■ Data to process ■
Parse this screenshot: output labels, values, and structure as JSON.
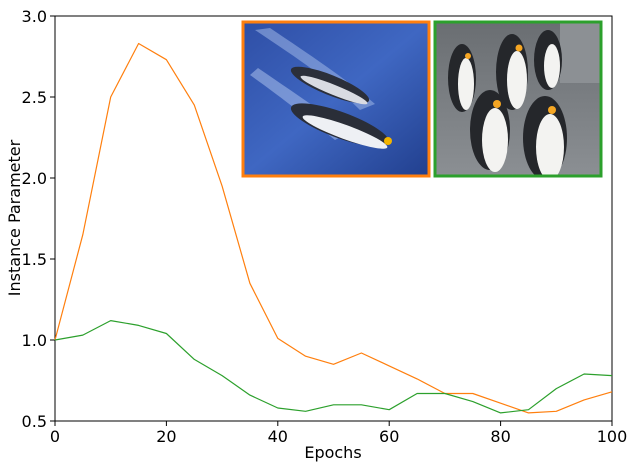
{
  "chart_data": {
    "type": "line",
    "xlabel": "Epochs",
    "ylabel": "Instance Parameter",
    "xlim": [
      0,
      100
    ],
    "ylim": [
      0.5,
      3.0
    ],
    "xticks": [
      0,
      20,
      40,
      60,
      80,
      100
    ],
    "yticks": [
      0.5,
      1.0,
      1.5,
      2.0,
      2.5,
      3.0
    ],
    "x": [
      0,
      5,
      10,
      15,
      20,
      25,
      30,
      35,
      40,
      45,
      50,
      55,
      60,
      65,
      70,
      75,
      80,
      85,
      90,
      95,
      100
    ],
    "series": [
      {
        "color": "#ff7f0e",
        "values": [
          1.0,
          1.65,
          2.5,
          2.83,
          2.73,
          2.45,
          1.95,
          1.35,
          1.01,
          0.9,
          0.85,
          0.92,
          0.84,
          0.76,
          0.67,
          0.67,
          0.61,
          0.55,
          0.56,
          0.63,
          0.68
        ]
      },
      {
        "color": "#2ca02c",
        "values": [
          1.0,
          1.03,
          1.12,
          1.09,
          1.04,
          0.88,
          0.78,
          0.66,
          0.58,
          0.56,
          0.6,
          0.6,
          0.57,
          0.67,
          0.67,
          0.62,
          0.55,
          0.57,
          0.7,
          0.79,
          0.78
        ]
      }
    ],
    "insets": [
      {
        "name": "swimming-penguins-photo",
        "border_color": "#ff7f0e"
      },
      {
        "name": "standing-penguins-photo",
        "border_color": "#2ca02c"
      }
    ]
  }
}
---
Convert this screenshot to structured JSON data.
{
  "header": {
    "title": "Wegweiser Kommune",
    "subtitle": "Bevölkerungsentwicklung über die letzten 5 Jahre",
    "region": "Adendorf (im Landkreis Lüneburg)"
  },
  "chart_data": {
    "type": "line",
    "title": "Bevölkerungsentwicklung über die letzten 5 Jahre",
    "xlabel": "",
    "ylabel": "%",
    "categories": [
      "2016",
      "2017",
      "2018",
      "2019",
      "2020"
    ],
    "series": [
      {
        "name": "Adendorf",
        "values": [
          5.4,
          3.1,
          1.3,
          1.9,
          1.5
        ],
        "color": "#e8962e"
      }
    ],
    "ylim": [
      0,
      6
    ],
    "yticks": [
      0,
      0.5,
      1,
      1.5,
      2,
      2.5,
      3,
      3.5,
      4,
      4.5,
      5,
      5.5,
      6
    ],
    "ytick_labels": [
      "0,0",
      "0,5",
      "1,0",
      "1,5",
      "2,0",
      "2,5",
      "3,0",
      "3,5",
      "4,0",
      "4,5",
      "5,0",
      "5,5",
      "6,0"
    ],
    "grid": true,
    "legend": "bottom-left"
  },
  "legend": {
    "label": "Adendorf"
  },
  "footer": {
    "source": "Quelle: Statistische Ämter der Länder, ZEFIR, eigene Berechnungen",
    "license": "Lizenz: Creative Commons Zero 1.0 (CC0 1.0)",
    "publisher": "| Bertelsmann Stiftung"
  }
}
...
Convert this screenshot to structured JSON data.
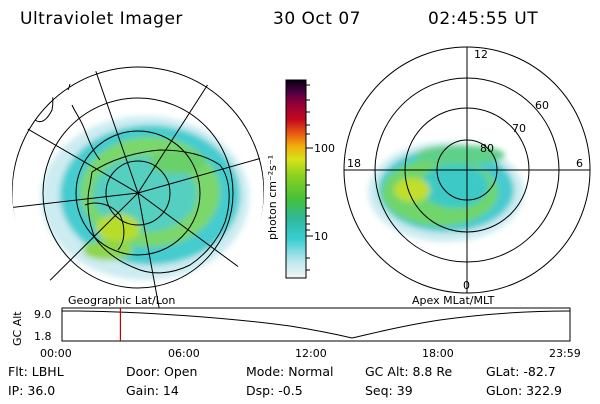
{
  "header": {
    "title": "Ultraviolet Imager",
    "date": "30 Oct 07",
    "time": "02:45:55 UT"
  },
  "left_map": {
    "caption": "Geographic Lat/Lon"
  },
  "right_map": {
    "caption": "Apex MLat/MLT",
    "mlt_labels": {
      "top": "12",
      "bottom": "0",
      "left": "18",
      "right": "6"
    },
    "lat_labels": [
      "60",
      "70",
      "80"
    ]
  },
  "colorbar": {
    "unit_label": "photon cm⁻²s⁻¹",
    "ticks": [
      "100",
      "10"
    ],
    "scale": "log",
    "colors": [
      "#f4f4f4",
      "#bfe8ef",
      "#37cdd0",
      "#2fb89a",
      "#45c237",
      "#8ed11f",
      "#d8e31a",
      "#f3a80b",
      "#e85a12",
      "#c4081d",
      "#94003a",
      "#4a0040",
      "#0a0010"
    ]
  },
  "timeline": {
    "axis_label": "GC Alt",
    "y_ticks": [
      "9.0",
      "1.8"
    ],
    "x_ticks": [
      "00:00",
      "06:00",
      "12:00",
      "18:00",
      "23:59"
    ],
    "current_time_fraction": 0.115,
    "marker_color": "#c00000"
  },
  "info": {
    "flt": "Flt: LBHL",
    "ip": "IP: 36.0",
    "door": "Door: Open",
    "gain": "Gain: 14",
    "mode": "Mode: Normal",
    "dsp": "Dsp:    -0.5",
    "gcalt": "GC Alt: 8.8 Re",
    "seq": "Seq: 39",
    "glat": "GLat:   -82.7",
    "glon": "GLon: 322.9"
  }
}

■ Prompt ■
Give every line of the material that includes the string "Bevölkerungsentwicklung".

■ Exercise output ■
    "subtitle": "Bevölkerungsentwicklung über die letzten 5 Jahre",
    "title": "Bevölkerungsentwicklung über die letzten 5 Jahre",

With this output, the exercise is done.